Using the listing below, extract each line that has the word "Storm" in it.

(Stored data)
## start
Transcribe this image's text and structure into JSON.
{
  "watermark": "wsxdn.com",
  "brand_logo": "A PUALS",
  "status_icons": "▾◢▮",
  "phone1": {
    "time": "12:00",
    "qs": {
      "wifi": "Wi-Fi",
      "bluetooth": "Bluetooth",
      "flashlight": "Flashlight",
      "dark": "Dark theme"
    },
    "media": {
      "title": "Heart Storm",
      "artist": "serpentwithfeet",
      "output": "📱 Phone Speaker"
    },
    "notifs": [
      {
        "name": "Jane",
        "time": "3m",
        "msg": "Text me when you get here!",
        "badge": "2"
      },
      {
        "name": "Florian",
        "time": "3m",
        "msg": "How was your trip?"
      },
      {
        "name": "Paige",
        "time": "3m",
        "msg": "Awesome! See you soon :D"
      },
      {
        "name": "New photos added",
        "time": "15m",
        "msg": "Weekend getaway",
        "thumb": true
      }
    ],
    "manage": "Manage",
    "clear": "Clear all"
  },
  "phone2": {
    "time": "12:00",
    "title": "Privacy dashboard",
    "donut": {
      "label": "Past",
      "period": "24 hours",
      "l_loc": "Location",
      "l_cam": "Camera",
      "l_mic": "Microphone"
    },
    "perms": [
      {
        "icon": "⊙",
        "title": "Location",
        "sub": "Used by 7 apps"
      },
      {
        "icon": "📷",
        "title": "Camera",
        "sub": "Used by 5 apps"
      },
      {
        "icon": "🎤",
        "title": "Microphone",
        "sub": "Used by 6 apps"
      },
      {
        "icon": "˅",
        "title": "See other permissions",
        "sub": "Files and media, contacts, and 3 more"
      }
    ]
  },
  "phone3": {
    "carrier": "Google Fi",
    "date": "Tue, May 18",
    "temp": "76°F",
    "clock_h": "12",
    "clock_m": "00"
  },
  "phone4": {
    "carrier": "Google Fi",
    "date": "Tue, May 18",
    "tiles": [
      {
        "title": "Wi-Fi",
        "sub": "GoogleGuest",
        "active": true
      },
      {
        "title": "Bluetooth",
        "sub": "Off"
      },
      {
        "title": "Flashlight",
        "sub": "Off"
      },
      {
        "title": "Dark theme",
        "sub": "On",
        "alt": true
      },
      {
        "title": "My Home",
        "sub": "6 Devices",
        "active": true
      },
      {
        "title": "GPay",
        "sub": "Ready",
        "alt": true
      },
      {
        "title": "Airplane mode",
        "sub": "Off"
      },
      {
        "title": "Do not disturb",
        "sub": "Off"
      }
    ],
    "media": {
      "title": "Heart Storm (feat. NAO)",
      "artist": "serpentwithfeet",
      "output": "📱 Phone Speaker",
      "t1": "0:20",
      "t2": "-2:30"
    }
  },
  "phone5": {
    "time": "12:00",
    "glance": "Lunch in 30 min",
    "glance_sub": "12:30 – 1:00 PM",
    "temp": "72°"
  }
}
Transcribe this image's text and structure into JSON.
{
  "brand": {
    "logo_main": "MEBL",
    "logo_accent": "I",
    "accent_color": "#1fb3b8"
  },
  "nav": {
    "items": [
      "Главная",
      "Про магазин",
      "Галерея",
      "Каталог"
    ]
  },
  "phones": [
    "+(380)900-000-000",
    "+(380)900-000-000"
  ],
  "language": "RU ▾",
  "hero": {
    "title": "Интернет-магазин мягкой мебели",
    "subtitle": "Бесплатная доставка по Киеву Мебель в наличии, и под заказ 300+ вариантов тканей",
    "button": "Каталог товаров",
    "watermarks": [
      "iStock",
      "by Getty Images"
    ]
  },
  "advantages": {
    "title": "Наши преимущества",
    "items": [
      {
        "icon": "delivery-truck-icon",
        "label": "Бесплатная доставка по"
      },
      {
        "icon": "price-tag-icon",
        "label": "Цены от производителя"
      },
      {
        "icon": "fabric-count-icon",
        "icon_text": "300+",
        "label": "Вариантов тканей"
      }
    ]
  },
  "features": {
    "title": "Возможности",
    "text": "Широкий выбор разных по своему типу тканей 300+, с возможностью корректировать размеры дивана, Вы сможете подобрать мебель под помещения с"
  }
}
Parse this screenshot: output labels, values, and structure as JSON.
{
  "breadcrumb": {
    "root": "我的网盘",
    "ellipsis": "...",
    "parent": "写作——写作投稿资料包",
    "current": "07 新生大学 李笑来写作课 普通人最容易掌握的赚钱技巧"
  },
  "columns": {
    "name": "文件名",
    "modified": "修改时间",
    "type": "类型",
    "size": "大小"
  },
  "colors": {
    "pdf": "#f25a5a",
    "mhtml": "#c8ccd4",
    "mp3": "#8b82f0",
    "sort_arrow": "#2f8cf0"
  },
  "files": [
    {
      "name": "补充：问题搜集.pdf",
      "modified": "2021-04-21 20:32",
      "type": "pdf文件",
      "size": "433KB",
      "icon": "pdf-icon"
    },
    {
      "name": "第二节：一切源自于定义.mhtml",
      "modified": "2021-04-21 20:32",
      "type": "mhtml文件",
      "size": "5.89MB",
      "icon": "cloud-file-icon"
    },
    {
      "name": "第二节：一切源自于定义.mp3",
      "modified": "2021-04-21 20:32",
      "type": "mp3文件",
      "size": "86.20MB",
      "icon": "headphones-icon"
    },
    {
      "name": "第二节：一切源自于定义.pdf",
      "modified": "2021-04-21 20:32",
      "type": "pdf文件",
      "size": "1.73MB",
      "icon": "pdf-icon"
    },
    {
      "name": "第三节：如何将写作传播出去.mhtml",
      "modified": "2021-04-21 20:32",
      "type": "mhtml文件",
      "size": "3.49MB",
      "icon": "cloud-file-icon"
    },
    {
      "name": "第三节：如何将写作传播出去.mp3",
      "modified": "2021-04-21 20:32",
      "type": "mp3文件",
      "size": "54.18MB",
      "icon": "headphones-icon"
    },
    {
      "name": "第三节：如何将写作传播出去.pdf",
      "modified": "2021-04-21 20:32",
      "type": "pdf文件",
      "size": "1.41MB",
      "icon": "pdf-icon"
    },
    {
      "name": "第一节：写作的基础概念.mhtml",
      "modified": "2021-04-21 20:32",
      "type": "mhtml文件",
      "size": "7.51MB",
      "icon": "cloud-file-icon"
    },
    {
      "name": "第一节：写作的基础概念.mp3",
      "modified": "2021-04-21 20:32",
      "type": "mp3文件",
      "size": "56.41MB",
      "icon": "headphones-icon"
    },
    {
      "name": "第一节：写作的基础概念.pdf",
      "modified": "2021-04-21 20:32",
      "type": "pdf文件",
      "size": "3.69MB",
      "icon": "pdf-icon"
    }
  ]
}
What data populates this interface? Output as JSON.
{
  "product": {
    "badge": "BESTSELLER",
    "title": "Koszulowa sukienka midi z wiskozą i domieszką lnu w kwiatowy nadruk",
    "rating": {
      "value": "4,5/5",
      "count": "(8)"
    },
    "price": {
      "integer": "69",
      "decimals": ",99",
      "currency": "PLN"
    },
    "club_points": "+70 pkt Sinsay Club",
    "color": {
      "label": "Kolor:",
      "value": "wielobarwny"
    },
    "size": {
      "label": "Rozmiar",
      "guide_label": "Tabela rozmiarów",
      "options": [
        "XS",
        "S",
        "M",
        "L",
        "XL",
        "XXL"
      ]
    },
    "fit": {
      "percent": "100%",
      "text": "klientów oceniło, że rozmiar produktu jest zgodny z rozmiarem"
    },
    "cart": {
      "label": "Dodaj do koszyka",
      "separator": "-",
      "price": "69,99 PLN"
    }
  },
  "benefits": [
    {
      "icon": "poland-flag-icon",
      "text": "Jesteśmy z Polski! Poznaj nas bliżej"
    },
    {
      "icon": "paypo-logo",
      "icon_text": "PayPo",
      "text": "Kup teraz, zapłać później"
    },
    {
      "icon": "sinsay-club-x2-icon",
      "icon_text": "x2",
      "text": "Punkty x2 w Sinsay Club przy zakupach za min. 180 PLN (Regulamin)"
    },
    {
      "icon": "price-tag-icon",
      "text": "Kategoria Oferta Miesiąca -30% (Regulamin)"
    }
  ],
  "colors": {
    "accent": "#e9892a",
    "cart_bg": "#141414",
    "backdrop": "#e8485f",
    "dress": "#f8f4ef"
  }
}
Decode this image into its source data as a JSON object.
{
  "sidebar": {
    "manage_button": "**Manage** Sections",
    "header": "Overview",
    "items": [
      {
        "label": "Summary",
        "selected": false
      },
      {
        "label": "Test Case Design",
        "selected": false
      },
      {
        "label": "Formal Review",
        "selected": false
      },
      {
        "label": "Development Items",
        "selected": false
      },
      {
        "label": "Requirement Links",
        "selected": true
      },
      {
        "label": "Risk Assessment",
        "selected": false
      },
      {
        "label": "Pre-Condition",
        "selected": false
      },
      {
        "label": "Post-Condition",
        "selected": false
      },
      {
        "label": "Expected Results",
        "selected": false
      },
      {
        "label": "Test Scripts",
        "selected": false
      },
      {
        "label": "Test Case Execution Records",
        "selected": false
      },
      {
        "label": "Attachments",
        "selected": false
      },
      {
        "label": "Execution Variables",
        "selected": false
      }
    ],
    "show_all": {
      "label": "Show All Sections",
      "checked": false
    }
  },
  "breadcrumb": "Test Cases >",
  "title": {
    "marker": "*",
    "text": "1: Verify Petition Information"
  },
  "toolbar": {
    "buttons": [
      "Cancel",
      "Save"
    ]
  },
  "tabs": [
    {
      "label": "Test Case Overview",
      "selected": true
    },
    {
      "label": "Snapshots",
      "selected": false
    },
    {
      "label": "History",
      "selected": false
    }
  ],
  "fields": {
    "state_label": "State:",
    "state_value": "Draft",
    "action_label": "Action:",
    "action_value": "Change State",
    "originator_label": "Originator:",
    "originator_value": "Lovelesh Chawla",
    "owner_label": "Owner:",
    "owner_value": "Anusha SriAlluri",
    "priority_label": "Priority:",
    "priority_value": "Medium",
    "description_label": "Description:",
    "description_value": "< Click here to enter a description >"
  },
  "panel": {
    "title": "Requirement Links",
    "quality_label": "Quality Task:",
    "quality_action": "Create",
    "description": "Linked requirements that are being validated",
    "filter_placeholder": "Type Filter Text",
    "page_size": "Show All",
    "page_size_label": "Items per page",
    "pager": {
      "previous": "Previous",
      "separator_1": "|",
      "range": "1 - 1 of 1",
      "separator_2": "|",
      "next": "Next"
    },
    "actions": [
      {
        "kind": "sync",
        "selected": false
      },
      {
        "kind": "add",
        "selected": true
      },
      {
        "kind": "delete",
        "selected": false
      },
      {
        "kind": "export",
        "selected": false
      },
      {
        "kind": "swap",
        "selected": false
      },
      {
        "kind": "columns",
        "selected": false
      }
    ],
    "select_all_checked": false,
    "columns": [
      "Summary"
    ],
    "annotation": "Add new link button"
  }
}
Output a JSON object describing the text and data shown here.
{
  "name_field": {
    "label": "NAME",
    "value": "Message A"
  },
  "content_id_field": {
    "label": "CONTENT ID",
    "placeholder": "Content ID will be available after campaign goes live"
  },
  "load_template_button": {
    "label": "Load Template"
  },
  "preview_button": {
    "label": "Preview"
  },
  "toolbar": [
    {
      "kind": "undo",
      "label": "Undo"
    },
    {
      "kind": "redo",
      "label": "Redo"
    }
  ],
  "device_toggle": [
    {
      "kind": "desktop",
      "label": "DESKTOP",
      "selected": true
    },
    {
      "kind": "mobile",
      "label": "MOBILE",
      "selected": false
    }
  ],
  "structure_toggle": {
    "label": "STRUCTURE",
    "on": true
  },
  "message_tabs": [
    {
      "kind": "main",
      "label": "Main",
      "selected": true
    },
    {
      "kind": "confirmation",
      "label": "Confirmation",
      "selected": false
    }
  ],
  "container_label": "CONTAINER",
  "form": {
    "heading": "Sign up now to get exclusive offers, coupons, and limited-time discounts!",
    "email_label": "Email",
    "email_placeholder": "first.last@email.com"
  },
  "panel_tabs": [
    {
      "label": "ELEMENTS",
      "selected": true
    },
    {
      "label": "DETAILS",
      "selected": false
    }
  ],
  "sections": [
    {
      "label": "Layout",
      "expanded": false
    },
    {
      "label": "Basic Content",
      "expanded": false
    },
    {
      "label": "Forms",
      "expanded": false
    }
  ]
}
## end
Full response ▸
      "title": "Heart Storm",
      "title": "Heart Storm (feat. NAO)",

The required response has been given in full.